Document page transcription items
· · ·
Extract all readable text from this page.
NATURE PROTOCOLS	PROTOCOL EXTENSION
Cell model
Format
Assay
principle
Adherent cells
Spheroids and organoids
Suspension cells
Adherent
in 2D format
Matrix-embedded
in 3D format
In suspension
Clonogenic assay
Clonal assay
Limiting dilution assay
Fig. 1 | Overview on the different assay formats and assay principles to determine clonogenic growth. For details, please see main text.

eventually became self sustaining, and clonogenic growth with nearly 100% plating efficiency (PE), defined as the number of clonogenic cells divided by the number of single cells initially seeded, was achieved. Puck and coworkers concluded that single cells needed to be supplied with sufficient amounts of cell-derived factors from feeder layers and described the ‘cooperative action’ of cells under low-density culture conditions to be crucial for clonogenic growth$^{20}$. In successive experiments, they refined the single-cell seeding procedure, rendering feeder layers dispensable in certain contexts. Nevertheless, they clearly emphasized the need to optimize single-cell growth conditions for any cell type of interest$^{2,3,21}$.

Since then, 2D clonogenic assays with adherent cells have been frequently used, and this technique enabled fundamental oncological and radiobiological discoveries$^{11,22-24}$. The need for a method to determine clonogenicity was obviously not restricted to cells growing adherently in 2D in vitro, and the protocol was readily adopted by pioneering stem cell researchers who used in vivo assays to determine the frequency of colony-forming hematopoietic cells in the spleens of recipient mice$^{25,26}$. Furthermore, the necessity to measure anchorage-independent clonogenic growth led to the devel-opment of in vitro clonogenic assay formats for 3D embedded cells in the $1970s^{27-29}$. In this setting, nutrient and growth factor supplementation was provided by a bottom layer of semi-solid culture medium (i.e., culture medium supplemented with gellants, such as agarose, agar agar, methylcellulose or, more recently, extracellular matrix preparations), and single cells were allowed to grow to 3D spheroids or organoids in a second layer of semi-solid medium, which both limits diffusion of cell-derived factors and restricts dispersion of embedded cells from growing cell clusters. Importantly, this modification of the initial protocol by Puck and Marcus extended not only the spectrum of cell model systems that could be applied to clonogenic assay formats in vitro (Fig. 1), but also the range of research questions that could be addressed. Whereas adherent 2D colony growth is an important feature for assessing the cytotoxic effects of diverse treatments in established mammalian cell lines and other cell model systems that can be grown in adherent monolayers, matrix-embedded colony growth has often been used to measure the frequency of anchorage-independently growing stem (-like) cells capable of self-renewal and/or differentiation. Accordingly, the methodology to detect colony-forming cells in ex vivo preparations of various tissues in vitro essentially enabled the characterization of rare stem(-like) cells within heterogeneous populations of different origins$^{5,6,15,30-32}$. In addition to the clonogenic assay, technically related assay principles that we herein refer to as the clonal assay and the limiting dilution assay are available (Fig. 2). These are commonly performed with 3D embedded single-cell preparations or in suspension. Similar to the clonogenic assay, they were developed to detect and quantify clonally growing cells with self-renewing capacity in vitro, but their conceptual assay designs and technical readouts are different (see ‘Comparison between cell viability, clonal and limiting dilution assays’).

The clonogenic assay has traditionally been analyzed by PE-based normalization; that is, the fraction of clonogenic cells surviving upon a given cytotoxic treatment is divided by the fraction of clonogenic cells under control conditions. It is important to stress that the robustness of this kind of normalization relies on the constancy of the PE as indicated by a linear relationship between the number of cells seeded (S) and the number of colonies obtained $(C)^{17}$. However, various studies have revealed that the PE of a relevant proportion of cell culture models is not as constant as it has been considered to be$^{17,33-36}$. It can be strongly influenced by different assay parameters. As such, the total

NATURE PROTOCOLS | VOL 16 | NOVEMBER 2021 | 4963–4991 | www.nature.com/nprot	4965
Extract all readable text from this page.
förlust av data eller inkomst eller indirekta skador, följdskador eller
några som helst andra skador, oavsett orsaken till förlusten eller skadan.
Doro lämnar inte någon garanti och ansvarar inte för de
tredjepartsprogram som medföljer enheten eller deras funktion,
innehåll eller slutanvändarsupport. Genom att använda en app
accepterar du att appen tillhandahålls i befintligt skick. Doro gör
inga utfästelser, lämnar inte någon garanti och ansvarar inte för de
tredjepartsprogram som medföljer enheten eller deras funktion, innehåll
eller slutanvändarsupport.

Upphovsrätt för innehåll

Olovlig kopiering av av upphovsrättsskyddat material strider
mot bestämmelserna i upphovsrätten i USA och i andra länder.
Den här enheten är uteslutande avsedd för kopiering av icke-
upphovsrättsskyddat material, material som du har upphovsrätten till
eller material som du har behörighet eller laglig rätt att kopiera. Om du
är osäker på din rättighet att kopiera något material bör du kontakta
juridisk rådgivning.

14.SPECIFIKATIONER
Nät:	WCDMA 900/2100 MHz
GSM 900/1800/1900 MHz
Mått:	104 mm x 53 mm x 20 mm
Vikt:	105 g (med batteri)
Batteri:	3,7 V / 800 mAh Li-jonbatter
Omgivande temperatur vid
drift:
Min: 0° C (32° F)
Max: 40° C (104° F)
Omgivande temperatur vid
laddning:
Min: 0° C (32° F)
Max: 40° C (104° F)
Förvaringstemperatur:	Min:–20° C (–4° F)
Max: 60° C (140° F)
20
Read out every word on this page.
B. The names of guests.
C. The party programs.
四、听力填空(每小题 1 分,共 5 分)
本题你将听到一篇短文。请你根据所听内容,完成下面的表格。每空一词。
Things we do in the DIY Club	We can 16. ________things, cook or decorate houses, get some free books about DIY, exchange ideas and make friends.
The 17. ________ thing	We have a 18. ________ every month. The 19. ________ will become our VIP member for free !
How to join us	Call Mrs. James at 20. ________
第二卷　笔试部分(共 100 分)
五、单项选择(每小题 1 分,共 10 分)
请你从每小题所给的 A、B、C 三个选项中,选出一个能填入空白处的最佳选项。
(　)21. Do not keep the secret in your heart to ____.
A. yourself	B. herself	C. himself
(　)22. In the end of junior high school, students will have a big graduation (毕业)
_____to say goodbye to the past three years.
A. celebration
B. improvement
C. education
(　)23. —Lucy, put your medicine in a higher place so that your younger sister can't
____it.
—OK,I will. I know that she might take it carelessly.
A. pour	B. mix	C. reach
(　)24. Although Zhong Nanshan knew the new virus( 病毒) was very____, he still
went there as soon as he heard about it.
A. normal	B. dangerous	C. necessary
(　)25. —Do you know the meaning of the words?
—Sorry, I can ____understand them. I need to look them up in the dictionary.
· · ·
Copy out each record exactly as given, omitting none.

Extract all readable text from this page.
NATURE PROTOCOLS	PROTOCOL EXTENSION
Cell model
Format
Assay
principle
Adherent cells
Spheroids and organoids
Suspension cells
Adherent
in 2D format
Matrix-embedded
in 3D format
In suspension
Clonogenic assay
Clonal assay
Limiting dilution assay
Fig. 1 | Overview on the different assay formats and assay principles to determine clonogenic growth. For details, please see main text.

eventually became self sustaining, and clonogenic growth with nearly 100% plating efficiency (PE), defined as the number of clonogenic cells divided by the number of single cells initially seeded, was achieved. Puck and coworkers concluded that single cells needed to be supplied with sufficient amounts of cell-derived factors from feeder layers and described the ‘cooperative action’ of cells under low-density culture conditions to be crucial for clonogenic growth$^{20}$. In successive experiments, they refined the single-cell seeding procedure, rendering feeder layers dispensable in certain contexts. Nevertheless, they clearly emphasized the need to optimize single-cell growth conditions for any cell type of interest$^{2,3,21}$.

Since then, 2D clonogenic assays with adherent cells have been frequently used, and this technique enabled fundamental oncological and radiobiological discoveries$^{11,22-24}$. The need for a method to determine clonogenicity was obviously not restricted to cells growing adherently in 2D in vitro, and the protocol was readily adopted by pioneering stem cell researchers who used in vivo assays to determine the frequency of colony-forming hematopoietic cells in the spleens of recipient mice$^{25,26}$. Furthermore, the necessity to measure anchorage-independent clonogenic growth led to the devel-opment of in vitro clonogenic assay formats for 3D embedded cells in the $1970s^{27-29}$. In this setting, nutrient and growth factor supplementation was provided by a bottom layer of semi-solid culture medium (i.e., culture medium supplemented with gellants, such as agarose, agar agar, methylcellulose or, more recently, extracellular matrix preparations), and single cells were allowed to grow to 3D spheroids or organoids in a second layer of semi-solid medium, which both limits diffusion of cell-derived factors and restricts dispersion of embedded cells from growing cell clusters. Importantly, this modification of the initial protocol by Puck and Marcus extended not only the spectrum of cell model systems that could be applied to clonogenic assay formats in vitro (Fig. 1), but also the range of research questions that could be addressed. Whereas adherent 2D colony growth is an important feature for assessing the cytotoxic effects of diverse treatments in established mammalian cell lines and other cell model systems that can be grown in adherent monolayers, matrix-embedded colony growth has often been used to measure the frequency of anchorage-independently growing stem (-like) cells capable of self-renewal and/or differentiation. Accordingly, the methodology to detect colony-forming cells in ex vivo preparations of various tissues in vitro essentially enabled the characterization of rare stem(-like) cells within heterogeneous populations of different origins$^{5,6,15,30-32}$. In addition to the clonogenic assay, technically related assay principles that we herein refer to as the clonal assay and the limiting dilution assay are available (Fig. 2). These are commonly performed with 3D embedded single-cell preparations or in suspension. Similar to the clonogenic assay, they were developed to detect and quantify clonally growing cells with self-renewing capacity in vitro, but their conceptual assay designs and technical readouts are different (see ‘Comparison between cell viability, clonal and limiting dilution assays’).

The clonogenic assay has traditionally been analyzed by PE-based normalization; that is, the fraction of clonogenic cells surviving upon a given cytotoxic treatment is divided by the fraction of clonogenic cells under control conditions. It is important to stress that the robustness of this kind of normalization relies on the constancy of the PE as indicated by a linear relationship between the number of cells seeded (S) and the number of colonies obtained $(C)^{17}$. However, various studies have revealed that the PE of a relevant proportion of cell culture models is not as constant as it has been considered to be$^{17,33-36}$. It can be strongly influenced by different assay parameters. As such, the total

NATURE PROTOCOLS | VOL 16 | NOVEMBER 2021 | 4963–4991 | www.nature.com/nprot	4965
Extract all readable text from this page.
förlust av data eller inkomst eller indirekta skador, följdskador eller
några som helst andra skador, oavsett orsaken till förlusten eller skadan.
Doro lämnar inte någon garanti och ansvarar inte för de
tredjepartsprogram som medföljer enheten eller deras funktion,
innehåll eller slutanvändarsupport. Genom att använda en app
accepterar du att appen tillhandahålls i befintligt skick. Doro gör
inga utfästelser, lämnar inte någon garanti och ansvarar inte för de
tredjepartsprogram som medföljer enheten eller deras funktion, innehåll
eller slutanvändarsupport.

Upphovsrätt för innehåll

Olovlig kopiering av av upphovsrättsskyddat material strider
mot bestämmelserna i upphovsrätten i USA och i andra länder.
Den här enheten är uteslutande avsedd för kopiering av icke-
upphovsrättsskyddat material, material som du har upphovsrätten till
eller material som du har behörighet eller laglig rätt att kopiera. Om du
är osäker på din rättighet att kopiera något material bör du kontakta
juridisk rådgivning.

14.SPECIFIKATIONER
Nät:	WCDMA 900/2100 MHz
GSM 900/1800/1900 MHz
Mått:	104 mm x 53 mm x 20 mm
Vikt:	105 g (med batteri)
Batteri:	3,7 V / 800 mAh Li-jonbatter
Omgivande temperatur vid
drift:
Min: 0° C (32° F)
Max: 40° C (104° F)
Omgivande temperatur vid
laddning:
Min: 0° C (32° F)
Max: 40° C (104° F)
Förvaringstemperatur:	Min:–20° C (–4° F)
Max: 60° C (140° F)
20
Read out every word on this page.
B. The names of guests.
C. The party programs.
四、听力填空(每小题 1 分,共 5 分)
本题你将听到一篇短文。请你根据所听内容,完成下面的表格。每空一词。
Things we do in the DIY Club	We can 16. ________things, cook or decorate houses, get some free books about DIY, exchange ideas and make friends.
The 17. ________ thing	We have a 18. ________ every month. The 19. ________ will become our VIP member for free !
How to join us	Call Mrs. James at 20. ________
第二卷　笔试部分(共 100 分)
五、单项选择(每小题 1 分,共 10 分)
请你从每小题所给的 A、B、C 三个选项中,选出一个能填入空白处的最佳选项。
(　)21. Do not keep the secret in your heart to ____.
A. yourself	B. herself	C. himself
(　)22. In the end of junior high school, students will have a big graduation (毕业)
_____to say goodbye to the past three years.
A. celebration
B. improvement
C. education
(　)23. —Lucy, put your medicine in a higher place so that your younger sister can't
____it.
—OK,I will. I know that she might take it carelessly.
A. pour	B. mix	C. reach
(　)24. Although Zhong Nanshan knew the new virus( 病毒) was very____, he still
went there as soon as he heard about it.
A. normal	B. dangerous	C. necessary
(　)25. —Do you know the meaning of the words?
—Sorry, I can ____understand them. I need to look them up in the dictionary.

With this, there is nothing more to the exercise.